[Task details]: Wherever the string "JSON" shows up in a line, count that line. Give the total alone.

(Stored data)

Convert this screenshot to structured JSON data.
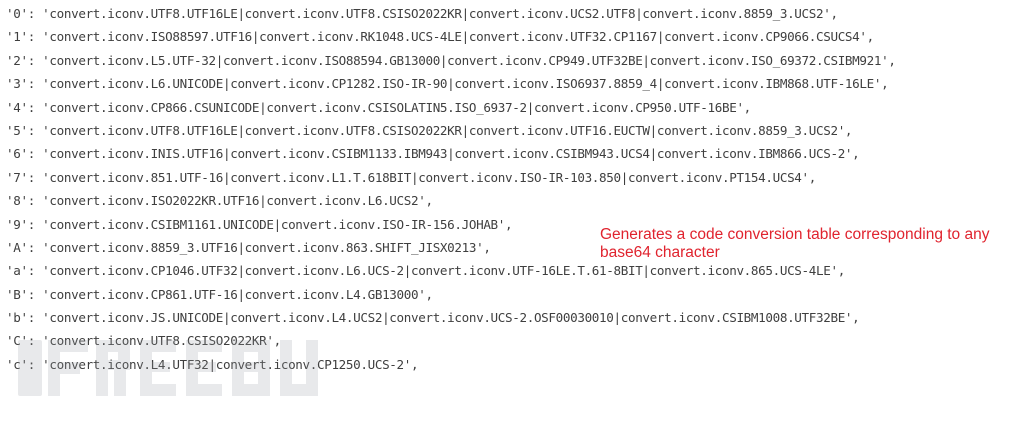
{
  "code": {
    "lines": [
      {
        "key": "'0'",
        "value": "'convert.iconv.UTF8.UTF16LE|convert.iconv.UTF8.CSISO2022KR|convert.iconv.UCS2.UTF8|convert.iconv.8859_3.UCS2',"
      },
      {
        "key": "'1'",
        "value": "'convert.iconv.ISO88597.UTF16|convert.iconv.RK1048.UCS-4LE|convert.iconv.UTF32.CP1167|convert.iconv.CP9066.CSUCS4',"
      },
      {
        "key": "'2'",
        "value": "'convert.iconv.L5.UTF-32|convert.iconv.ISO88594.GB13000|convert.iconv.CP949.UTF32BE|convert.iconv.ISO_69372.CSIBM921',"
      },
      {
        "key": "'3'",
        "value": "'convert.iconv.L6.UNICODE|convert.iconv.CP1282.ISO-IR-90|convert.iconv.ISO6937.8859_4|convert.iconv.IBM868.UTF-16LE',"
      },
      {
        "key": "'4'",
        "value": "'convert.iconv.CP866.CSUNICODE|convert.iconv.CSISOLATIN5.ISO_6937-2|convert.iconv.CP950.UTF-16BE',"
      },
      {
        "key": "'5'",
        "value": "'convert.iconv.UTF8.UTF16LE|convert.iconv.UTF8.CSISO2022KR|convert.iconv.UTF16.EUCTW|convert.iconv.8859_3.UCS2',"
      },
      {
        "key": "'6'",
        "value": "'convert.iconv.INIS.UTF16|convert.iconv.CSIBM1133.IBM943|convert.iconv.CSIBM943.UCS4|convert.iconv.IBM866.UCS-2',"
      },
      {
        "key": "'7'",
        "value": "'convert.iconv.851.UTF-16|convert.iconv.L1.T.618BIT|convert.iconv.ISO-IR-103.850|convert.iconv.PT154.UCS4',"
      },
      {
        "key": "'8'",
        "value": "'convert.iconv.ISO2022KR.UTF16|convert.iconv.L6.UCS2',"
      },
      {
        "key": "'9'",
        "value": "'convert.iconv.CSIBM1161.UNICODE|convert.iconv.ISO-IR-156.JOHAB',"
      },
      {
        "key": "'A'",
        "value": "'convert.iconv.8859_3.UTF16|convert.iconv.863.SHIFT_JISX0213',"
      },
      {
        "key": "'a'",
        "value": "'convert.iconv.CP1046.UTF32|convert.iconv.L6.UCS-2|convert.iconv.UTF-16LE.T.61-8BIT|convert.iconv.865.UCS-4LE',"
      },
      {
        "key": "'B'",
        "value": "'convert.iconv.CP861.UTF-16|convert.iconv.L4.GB13000',"
      },
      {
        "key": "'b'",
        "value": "'convert.iconv.JS.UNICODE|convert.iconv.L4.UCS2|convert.iconv.UCS-2.OSF00030010|convert.iconv.CSIBM1008.UTF32BE',"
      },
      {
        "key": "'C'",
        "value": "'convert.iconv.UTF8.CSISO2022KR',"
      },
      {
        "key": "'c'",
        "value": "'convert.iconv.L4.UTF32|convert.iconv.CP1250.UCS-2',"
      }
    ]
  },
  "annotation": {
    "text": "Generates a code conversion table corresponding to any base64 character",
    "color": "#e0232e"
  },
  "watermark": {
    "text": "FREEBUF"
  }
}
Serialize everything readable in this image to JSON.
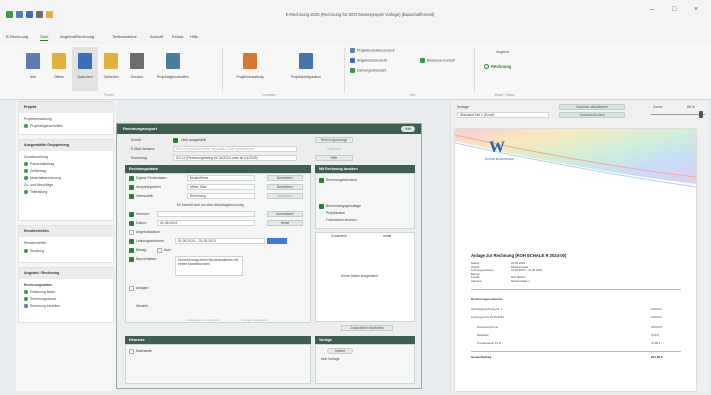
{
  "window": {
    "title": "E-Rechnung 2025 (Rechnung für SEO Musterprojekt Vorlage) [Bauschaffenrest]",
    "controls": {
      "minimize": "–",
      "maximize": "□",
      "close": "×"
    }
  },
  "menu": {
    "items": [
      "E-Rechnung",
      "Start",
      "Angebot/Rechnung",
      "Textbausteine",
      "Ansicht",
      "Extras",
      "Hilfe"
    ],
    "active_index": 1
  },
  "ribbon": {
    "buttons": [
      {
        "label": "Neu",
        "icon": "new-document-icon",
        "color": "#5b7fb0"
      },
      {
        "label": "Öffnen",
        "icon": "open-folder-icon",
        "color": "#e2b13c"
      },
      {
        "label": "Speichern",
        "icon": "save-disk-icon",
        "color": "#3b6fb6"
      },
      {
        "label": "Schließen",
        "icon": "close-folder-icon",
        "color": "#e2b13c"
      },
      {
        "label": "Drucken",
        "icon": "printer-icon",
        "color": "#6d6d6d"
      },
      {
        "label": "Projekteigenschaften",
        "icon": "project-properties-icon",
        "color": "#4a7d9d"
      },
      {
        "label": "Projektverwaltung",
        "icon": "project-manager-icon",
        "color": "#d9772b"
      },
      {
        "label": "Projektkonfiguration",
        "icon": "project-config-icon",
        "color": "#4673a8"
      }
    ],
    "group_labels": [
      "Projekt",
      "Verwalten",
      "Info"
    ],
    "small_items": [
      "Projektkonsistenzcheck",
      "Angebotsübersicht",
      "Zahlungsübersicht",
      "Business-Cockpit"
    ],
    "offer_group": {
      "title": "Angebot",
      "action": "Rechnung",
      "footer": "Ablauf / Status"
    }
  },
  "sidebar": {
    "cards": [
      {
        "title": "Projekt",
        "items": [
          "Projektverwaltung",
          "Projekteigenschaften"
        ]
      },
      {
        "title": "Ausgewählte Gruppierung",
        "items": [
          "Zusatzbuchung",
          "Pauschalbetrag",
          "Zeitbetrag",
          "Materialberechnung",
          "Zu- und Abschläge",
          "Teilleistung"
        ]
      },
      {
        "title": "Rendierstellen",
        "items": [
          "Rendierstellen",
          "Rundung"
        ]
      },
      {
        "title": "Angebot / Rechnung",
        "items": [
          "Rechnungsdaten",
          "Erfassung laden",
          "Rechnungsdruck",
          "Rechnung erstellen"
        ]
      }
    ]
  },
  "dialog": {
    "title": "Rechnungsexport",
    "help": "Hilfe",
    "top_rows": [
      {
        "label": "Schritt:",
        "value": "nicht ausgewählt"
      },
      {
        "label": "E-Mail-Versand:",
        "value": "Rechnung wird in einer separaten Datei gespeichert"
      },
      {
        "label": "Rechnung:",
        "value": "SO 11 (Rechnungsbeleg für 04/2024 oder ab 01/2025)"
      }
    ],
    "top_buttons": [
      "Rechnungsvorlage",
      "Optionen",
      "Hilfe"
    ],
    "section_left": "Rechnungsdaten",
    "fields": [
      {
        "label": "Eigene Firmendaten",
        "value": "Musterfirma",
        "btn": "Bearbeiten"
      },
      {
        "label": "Ansprechpartner",
        "value": "Meier, Max",
        "btn": "Bearbeiten"
      },
      {
        "label": "Überschrift:",
        "value": "Rechnung",
        "btn": "Bearbeiten"
      }
    ],
    "text_note": "Es handelt sich um eine Abschlagsrechnung",
    "more_rows": [
      {
        "label": "Nummer:",
        "value": "",
        "btn": "Automatisch"
      },
      {
        "label": "Datum:",
        "value": "01.05.2024",
        "btn": "Heute"
      },
      {
        "label": "Angebotsdatum:",
        "value": ""
      },
      {
        "label": "Leistungszeitraum:",
        "value": "01.05.2024 – 31.05.2024"
      },
      {
        "label": "Betrag:",
        "value": "Auto"
      },
      {
        "label": "Bauvorhaben:",
        "value": "Durchführung eines Musterprojektes mit einem Musterkunden"
      },
      {
        "label": "Anlagen:",
        "value": ""
      },
      {
        "label": "Hinweis:",
        "value": ""
      }
    ],
    "bottom_buttons": [
      "Hinweistexte vorbereiten",
      "Vorlagen bearbeiten"
    ],
    "section_right": "Mit Rechnung drucken",
    "right_checks": [
      "Rechnungsübersicht",
      "Berechnungsgrundlage",
      "Projektname",
      "Fußzeichen drucken"
    ],
    "table_headers": [
      "Zusatzfeld",
      "Inhalt"
    ],
    "empty_text": "Keine Daten ausgewählt.",
    "table_button": "Zusatzfelder bearbeiten",
    "section_bottom_left": "Hinweise",
    "bottom_check": "Mahnstufe",
    "section_bottom_right": "Vorlage",
    "preview_button": "Ansicht",
    "status": "kein Vorlage"
  },
  "preview": {
    "toolbar_label": "Vorlage:",
    "toolbar_value": "Standard Tab 1 (Excel)",
    "buttons": [
      "Vorschau aktualisieren",
      "Vorschau drucken"
    ],
    "zoom_label": "Zoom:",
    "zoom_value": "86 %",
    "logo_text": "W",
    "company": "MUSTER BAUSCHAFFEN",
    "doc_title": "Anlage zur Rechnung (ROH ECHALE R 2024-00)",
    "meta_labels": [
      "Datum:",
      "Objekt:",
      "Leistungszeitraum:",
      "Betreff:",
      "Kunde:",
      "Adresse:"
    ],
    "meta_values": [
      "01.05.2024",
      "Musterprojekt",
      "01.05.2024 – 31.05.2024",
      "",
      "Max Muster",
      "Musterstraße 1"
    ],
    "section_label": "Rechnungspositionen",
    "rows": [
      {
        "label": "Abschlagsrechnung Nr. 1",
        "value": "100,00 €"
      },
      {
        "label": "Leistungen bis 31.05.2024",
        "value": "120,00 €"
      },
      {
        "label": "Zwischensumme",
        "value": "220,00 €"
      },
      {
        "label": "Nachlass",
        "value": "0,00 €"
      },
      {
        "label": "Umsatzsteuer 19 %",
        "value": "41,80 €"
      },
      {
        "label": "Gesamtbetrag",
        "value": "261,80 €"
      }
    ]
  }
}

[Exercise answer]: 2